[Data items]

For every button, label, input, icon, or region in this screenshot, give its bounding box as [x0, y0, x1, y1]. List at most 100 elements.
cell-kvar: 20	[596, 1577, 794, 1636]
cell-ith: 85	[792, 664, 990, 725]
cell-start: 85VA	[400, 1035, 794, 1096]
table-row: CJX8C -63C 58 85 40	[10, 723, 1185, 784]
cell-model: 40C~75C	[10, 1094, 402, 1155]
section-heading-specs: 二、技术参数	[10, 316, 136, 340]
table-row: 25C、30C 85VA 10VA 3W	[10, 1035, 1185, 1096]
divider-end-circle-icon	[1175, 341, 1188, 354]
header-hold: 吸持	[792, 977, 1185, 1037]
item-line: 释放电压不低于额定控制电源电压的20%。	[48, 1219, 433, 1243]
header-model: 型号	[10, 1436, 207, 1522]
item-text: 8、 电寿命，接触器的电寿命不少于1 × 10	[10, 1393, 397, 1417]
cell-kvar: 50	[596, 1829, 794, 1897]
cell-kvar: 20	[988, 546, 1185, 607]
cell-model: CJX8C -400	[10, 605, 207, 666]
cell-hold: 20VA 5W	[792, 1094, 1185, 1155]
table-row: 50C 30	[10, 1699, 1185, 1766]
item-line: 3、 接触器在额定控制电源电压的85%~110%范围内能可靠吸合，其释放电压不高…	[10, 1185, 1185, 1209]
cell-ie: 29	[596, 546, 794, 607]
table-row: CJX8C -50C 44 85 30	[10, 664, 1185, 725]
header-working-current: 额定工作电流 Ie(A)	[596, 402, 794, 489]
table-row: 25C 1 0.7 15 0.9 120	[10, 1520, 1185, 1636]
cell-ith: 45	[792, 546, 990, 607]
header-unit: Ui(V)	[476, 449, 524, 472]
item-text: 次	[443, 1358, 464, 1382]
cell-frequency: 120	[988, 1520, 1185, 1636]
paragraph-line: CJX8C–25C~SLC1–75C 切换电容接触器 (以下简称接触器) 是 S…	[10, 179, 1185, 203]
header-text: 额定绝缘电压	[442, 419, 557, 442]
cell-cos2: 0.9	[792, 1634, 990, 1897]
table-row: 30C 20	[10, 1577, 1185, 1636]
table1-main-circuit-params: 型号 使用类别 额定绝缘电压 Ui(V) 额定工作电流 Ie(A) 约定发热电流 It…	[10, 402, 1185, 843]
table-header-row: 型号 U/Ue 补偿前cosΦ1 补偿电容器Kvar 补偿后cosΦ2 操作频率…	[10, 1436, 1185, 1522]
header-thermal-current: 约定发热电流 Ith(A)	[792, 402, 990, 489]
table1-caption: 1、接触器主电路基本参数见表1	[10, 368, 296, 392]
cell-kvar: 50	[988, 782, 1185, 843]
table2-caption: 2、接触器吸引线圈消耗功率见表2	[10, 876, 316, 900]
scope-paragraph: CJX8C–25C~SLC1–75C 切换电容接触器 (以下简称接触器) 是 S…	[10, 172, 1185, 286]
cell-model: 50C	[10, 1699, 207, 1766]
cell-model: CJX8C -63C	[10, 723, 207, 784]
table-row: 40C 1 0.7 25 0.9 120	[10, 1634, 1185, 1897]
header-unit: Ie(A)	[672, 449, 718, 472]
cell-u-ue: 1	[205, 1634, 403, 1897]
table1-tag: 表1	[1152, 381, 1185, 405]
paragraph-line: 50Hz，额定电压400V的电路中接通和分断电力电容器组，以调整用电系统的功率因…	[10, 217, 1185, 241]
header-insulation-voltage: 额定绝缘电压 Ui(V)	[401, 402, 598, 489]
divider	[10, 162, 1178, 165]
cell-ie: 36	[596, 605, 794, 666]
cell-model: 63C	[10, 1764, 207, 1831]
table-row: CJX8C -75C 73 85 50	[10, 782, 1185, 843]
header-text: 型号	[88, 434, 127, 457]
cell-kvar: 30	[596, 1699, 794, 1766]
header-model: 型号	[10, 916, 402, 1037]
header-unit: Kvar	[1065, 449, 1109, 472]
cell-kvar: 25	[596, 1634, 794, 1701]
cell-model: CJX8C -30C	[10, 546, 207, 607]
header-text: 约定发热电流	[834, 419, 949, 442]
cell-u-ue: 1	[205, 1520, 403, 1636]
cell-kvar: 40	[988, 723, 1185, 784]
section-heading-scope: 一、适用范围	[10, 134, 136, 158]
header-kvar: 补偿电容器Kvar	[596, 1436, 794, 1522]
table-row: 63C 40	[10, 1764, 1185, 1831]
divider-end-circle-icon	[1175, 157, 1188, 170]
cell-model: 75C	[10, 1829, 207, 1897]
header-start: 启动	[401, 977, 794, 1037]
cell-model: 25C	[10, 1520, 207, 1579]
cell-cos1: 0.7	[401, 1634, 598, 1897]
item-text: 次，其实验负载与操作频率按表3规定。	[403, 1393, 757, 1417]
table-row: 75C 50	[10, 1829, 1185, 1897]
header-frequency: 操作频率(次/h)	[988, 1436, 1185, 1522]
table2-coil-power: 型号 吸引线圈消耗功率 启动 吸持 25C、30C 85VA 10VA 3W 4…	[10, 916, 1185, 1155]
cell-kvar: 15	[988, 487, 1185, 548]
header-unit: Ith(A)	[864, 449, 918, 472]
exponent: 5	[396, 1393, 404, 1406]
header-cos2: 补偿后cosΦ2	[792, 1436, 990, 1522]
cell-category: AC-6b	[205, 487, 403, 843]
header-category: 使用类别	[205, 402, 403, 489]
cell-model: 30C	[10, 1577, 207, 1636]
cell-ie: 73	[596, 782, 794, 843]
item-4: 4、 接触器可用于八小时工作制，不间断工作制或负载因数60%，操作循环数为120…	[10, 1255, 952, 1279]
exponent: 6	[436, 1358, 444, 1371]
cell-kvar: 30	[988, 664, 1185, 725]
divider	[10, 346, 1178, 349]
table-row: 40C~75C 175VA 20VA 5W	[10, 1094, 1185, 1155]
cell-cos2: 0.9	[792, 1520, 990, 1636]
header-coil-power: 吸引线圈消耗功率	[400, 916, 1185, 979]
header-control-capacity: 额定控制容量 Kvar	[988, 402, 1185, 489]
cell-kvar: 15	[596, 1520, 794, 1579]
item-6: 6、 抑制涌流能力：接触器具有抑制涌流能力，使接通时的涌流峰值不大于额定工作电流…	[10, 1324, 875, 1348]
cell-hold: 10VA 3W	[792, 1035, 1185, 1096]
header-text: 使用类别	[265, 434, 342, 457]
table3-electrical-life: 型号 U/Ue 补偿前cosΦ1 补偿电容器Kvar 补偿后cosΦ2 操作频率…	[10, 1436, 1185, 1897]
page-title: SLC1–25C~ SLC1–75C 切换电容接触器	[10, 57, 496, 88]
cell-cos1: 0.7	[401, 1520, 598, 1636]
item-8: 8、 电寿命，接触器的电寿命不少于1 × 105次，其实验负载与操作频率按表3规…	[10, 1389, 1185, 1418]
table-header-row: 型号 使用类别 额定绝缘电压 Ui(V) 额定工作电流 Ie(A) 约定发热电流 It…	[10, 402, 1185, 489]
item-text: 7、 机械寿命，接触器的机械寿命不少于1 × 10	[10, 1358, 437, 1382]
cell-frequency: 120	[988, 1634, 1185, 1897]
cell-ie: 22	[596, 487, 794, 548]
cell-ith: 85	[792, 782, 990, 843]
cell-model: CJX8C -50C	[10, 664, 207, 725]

## The request
Copy the lines of the data items verbatim, beginning with the first line and ending after the line that contains "419, 557, 442]".

## Task output
For every button, label, input, icon, or region in this screenshot, give its bounding box as [x0, y0, x1, y1]. List at most 100 elements.
cell-kvar: 20	[596, 1577, 794, 1636]
cell-ith: 85	[792, 664, 990, 725]
cell-start: 85VA	[400, 1035, 794, 1096]
table-row: CJX8C -63C 58 85 40	[10, 723, 1185, 784]
cell-model: 40C~75C	[10, 1094, 402, 1155]
section-heading-specs: 二、技术参数	[10, 316, 136, 340]
table-row: 25C、30C 85VA 10VA 3W	[10, 1035, 1185, 1096]
divider-end-circle-icon	[1175, 341, 1188, 354]
header-hold: 吸持	[792, 977, 1185, 1037]
item-line: 释放电压不低于额定控制电源电压的20%。	[48, 1219, 433, 1243]
header-model: 型号	[10, 1436, 207, 1522]
item-text: 8、 电寿命，接触器的电寿命不少于1 × 10	[10, 1393, 397, 1417]
cell-kvar: 50	[596, 1829, 794, 1897]
cell-kvar: 20	[988, 546, 1185, 607]
cell-model: CJX8C -400	[10, 605, 207, 666]
cell-hold: 20VA 5W	[792, 1094, 1185, 1155]
table-row: 50C 30	[10, 1699, 1185, 1766]
item-line: 3、 接触器在额定控制电源电压的85%~110%范围内能可靠吸合，其释放电压不高…	[10, 1185, 1185, 1209]
cell-ie: 29	[596, 546, 794, 607]
table-row: CJX8C -50C 44 85 30	[10, 664, 1185, 725]
header-working-current: 额定工作电流 Ie(A)	[596, 402, 794, 489]
table-row: 25C 1 0.7 15 0.9 120	[10, 1520, 1185, 1636]
cell-ith: 45	[792, 546, 990, 607]
header-unit: Ui(V)	[476, 449, 524, 472]
item-text: 次	[443, 1358, 464, 1382]
cell-frequency: 120	[988, 1520, 1185, 1636]
paragraph-line: CJX8C–25C~SLC1–75C 切换电容接触器 (以下简称接触器) 是 S…	[10, 179, 1185, 203]
header-text: 额定绝缘电压	[442, 419, 557, 442]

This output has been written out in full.